## Start
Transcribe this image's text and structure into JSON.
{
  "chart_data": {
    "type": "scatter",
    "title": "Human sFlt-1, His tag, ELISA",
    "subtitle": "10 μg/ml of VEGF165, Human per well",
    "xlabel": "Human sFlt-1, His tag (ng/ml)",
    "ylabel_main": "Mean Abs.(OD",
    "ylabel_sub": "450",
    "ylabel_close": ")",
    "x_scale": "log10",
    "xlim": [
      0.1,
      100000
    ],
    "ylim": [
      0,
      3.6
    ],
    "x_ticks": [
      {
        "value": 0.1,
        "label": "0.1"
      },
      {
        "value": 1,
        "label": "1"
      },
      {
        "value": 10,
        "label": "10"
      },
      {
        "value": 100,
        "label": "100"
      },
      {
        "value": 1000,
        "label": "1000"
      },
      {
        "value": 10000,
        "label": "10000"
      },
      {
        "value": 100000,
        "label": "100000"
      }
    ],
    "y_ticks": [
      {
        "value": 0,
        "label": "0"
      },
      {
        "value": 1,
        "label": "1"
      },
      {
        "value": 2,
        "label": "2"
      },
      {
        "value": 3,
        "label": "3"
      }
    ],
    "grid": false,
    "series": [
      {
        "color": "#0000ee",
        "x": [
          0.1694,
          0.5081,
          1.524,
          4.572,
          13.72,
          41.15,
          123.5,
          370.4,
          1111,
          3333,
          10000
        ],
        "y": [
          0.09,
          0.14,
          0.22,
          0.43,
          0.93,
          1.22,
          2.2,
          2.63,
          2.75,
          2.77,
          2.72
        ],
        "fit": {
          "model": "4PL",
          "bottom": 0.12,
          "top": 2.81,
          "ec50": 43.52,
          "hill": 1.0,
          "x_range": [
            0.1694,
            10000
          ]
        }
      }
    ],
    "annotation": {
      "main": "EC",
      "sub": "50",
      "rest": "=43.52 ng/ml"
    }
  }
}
## End
## Start
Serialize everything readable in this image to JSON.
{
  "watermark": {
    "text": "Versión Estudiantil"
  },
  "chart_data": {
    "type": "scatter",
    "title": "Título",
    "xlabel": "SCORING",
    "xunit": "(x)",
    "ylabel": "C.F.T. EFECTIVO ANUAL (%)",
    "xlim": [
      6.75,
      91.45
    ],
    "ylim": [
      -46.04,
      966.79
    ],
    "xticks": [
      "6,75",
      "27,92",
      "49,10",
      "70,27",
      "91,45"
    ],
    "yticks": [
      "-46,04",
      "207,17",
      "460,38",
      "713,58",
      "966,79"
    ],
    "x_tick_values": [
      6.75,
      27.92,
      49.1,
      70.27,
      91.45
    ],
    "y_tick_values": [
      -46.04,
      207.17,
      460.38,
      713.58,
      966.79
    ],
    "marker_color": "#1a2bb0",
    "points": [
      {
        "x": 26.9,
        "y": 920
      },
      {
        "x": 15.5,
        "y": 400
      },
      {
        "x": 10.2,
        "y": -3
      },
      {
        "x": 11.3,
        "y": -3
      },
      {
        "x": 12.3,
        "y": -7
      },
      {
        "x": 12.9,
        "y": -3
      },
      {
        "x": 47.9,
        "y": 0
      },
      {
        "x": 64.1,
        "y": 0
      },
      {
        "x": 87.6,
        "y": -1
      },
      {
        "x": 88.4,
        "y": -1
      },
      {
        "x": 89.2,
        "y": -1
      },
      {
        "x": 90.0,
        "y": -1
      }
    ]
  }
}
## End
=== Work to complete ===
Check every line of the records above for the string "Human" and say how many contain it, giving the number alone.

=== Answer to the exercise ===
3